What to work on:
For every line in the data below that contains "identifying", copy the line.
**** Material ****
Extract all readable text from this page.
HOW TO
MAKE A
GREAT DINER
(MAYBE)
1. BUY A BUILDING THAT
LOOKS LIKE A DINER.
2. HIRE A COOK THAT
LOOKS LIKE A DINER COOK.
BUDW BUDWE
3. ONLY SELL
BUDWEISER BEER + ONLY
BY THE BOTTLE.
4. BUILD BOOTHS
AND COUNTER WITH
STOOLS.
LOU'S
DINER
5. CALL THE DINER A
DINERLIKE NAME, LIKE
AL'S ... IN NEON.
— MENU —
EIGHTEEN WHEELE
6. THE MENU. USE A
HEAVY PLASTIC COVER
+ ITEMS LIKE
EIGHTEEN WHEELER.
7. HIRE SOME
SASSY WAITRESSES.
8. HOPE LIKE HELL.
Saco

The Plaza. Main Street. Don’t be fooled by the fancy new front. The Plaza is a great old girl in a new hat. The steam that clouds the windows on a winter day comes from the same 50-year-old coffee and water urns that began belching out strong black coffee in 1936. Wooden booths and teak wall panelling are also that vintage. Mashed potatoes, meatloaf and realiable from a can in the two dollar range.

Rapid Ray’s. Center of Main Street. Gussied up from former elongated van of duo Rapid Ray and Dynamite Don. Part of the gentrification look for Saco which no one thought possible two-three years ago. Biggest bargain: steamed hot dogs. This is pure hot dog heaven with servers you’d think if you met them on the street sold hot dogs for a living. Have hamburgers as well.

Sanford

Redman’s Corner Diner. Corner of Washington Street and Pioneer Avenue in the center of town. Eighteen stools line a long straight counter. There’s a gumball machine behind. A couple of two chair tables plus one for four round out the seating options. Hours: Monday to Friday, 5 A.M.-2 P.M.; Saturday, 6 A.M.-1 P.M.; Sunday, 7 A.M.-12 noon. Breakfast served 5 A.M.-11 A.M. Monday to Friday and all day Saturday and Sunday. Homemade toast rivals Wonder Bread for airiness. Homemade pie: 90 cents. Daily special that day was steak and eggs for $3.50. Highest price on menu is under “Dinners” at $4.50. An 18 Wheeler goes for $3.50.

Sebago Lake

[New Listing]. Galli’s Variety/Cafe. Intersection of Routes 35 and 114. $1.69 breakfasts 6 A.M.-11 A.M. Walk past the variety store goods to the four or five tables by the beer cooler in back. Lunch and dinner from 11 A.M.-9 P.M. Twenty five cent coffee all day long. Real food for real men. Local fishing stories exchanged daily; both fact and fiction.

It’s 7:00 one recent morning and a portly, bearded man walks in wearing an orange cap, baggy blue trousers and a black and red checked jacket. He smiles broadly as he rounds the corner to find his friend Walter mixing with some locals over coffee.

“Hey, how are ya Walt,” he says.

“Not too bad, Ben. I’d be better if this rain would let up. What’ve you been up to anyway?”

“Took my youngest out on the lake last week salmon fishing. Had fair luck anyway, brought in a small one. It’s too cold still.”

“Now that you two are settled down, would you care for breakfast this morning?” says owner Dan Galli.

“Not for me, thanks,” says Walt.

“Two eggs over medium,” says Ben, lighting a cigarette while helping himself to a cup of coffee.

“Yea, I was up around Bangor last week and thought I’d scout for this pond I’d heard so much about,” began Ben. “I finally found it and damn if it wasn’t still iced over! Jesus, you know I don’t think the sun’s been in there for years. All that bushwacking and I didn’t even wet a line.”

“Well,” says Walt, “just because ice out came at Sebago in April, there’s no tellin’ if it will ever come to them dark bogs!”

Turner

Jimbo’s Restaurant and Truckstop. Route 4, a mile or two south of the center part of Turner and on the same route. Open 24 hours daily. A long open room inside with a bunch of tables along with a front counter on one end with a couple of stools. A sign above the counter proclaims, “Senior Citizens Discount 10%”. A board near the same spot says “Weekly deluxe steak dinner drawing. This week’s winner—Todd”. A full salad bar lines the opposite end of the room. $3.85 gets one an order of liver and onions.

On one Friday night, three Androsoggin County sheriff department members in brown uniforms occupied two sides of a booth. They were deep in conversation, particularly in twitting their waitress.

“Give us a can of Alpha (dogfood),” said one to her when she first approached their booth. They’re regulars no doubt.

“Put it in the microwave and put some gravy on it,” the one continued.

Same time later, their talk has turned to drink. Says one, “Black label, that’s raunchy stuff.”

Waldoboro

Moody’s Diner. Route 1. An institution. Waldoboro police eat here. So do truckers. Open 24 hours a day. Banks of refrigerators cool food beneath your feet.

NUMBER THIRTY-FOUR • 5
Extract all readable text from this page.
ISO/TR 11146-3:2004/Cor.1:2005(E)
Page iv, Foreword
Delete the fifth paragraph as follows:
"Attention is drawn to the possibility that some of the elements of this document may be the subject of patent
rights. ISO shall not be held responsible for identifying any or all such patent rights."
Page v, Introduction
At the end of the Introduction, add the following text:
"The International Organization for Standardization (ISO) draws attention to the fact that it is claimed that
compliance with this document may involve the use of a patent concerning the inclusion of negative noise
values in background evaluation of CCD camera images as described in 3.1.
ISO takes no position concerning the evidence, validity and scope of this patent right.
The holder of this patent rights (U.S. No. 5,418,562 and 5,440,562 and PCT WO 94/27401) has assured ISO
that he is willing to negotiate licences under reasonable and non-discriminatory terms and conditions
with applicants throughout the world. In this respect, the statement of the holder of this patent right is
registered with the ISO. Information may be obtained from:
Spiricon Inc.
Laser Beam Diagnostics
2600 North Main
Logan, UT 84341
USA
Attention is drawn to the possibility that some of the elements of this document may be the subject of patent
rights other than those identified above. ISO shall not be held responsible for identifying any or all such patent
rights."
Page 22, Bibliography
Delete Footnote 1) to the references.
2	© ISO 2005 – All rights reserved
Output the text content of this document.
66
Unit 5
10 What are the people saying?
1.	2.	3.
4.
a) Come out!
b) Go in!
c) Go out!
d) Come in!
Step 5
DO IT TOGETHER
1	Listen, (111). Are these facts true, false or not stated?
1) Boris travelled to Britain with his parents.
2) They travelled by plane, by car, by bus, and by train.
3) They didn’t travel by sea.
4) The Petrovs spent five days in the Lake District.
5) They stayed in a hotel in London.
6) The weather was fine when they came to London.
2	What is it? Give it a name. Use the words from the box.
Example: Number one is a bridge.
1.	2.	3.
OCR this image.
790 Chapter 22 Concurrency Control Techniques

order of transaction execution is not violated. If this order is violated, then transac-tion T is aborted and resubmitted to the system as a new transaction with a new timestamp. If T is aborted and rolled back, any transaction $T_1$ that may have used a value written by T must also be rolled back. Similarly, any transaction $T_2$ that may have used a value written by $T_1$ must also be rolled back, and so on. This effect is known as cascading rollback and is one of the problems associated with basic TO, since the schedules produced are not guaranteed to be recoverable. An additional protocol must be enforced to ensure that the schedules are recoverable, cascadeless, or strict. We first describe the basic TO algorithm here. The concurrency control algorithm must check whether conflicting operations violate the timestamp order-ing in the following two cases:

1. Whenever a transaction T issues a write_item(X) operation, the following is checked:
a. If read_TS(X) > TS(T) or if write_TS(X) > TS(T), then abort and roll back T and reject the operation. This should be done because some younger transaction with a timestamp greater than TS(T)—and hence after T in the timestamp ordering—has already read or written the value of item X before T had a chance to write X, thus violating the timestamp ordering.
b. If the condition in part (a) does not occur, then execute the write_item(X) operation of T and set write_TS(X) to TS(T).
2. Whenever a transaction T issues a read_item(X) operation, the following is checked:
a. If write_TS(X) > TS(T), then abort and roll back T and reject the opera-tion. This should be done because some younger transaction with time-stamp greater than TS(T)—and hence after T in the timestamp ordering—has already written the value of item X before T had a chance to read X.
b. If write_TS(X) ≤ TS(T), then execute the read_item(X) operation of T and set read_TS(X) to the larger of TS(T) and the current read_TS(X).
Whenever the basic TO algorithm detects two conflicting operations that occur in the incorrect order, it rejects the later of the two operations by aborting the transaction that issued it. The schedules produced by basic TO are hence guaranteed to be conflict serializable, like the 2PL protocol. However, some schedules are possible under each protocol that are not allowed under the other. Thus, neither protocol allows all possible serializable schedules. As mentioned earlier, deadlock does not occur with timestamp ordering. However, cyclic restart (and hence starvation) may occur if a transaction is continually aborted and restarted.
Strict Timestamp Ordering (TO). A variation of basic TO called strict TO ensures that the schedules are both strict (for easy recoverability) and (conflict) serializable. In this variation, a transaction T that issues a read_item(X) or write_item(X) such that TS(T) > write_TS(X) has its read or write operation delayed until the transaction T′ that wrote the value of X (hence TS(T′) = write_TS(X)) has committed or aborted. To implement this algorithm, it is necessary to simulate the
****
Answer to this task:
rights. ISO shall not be held responsible for identifying any or all such patent rights."
rights other than those identified above. ISO shall not be held responsible for identifying any or all such patent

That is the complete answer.